> _INPUT ROWS_:
* * *

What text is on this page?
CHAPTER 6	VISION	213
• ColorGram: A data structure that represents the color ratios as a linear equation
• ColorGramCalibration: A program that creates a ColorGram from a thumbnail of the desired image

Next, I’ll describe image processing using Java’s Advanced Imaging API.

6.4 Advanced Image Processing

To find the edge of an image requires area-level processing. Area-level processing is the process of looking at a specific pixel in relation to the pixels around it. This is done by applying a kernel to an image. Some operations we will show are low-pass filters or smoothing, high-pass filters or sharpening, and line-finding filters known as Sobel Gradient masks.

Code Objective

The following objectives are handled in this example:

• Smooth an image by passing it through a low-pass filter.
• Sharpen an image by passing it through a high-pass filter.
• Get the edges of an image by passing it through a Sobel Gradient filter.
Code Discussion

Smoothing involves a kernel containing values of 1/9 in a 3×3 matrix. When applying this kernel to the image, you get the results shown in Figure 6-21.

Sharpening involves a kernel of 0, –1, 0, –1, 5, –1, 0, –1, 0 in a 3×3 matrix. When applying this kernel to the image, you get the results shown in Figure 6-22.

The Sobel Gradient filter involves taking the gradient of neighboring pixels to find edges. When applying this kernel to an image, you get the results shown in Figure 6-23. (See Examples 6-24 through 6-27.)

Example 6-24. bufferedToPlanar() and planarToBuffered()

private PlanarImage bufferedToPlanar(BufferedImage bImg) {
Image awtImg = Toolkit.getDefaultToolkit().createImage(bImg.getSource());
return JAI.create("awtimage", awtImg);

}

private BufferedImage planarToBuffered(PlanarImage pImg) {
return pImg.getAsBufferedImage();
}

* * *

Transcribe each record exactly. Leave nothing out.

> _EXERCISE OUTPUT_:
What text is on this page?
CHAPTER 6	VISION	213
• ColorGram: A data structure that represents the color ratios as a linear equation
• ColorGramCalibration: A program that creates a ColorGram from a thumbnail of the desired image

Next, I’ll describe image processing using Java’s Advanced Imaging API.

6.4 Advanced Image Processing

To find the edge of an image requires area-level processing. Area-level processing is the process of looking at a specific pixel in relation to the pixels around it. This is done by applying a kernel to an image. Some operations we will show are low-pass filters or smoothing, high-pass filters or sharpening, and line-finding filters known as Sobel Gradient masks.

Code Objective

The following objectives are handled in this example:

• Smooth an image by passing it through a low-pass filter.
• Sharpen an image by passing it through a high-pass filter.
• Get the edges of an image by passing it through a Sobel Gradient filter.
Code Discussion

Smoothing involves a kernel containing values of 1/9 in a 3×3 matrix. When applying this kernel to the image, you get the results shown in Figure 6-21.

Sharpening involves a kernel of 0, –1, 0, –1, 5, –1, 0, –1, 0 in a 3×3 matrix. When applying this kernel to the image, you get the results shown in Figure 6-22.

The Sobel Gradient filter involves taking the gradient of neighboring pixels to find edges. When applying this kernel to an image, you get the results shown in Figure 6-23. (See Examples 6-24 through 6-27.)

Example 6-24. bufferedToPlanar() and planarToBuffered()

private PlanarImage bufferedToPlanar(BufferedImage bImg) {
Image awtImg = Toolkit.getDefaultToolkit().createImage(bImg.getSource());
return JAI.create("awtimage", awtImg);

}

private BufferedImage planarToBuffered(PlanarImage pImg) {
return pImg.getAsBufferedImage();
}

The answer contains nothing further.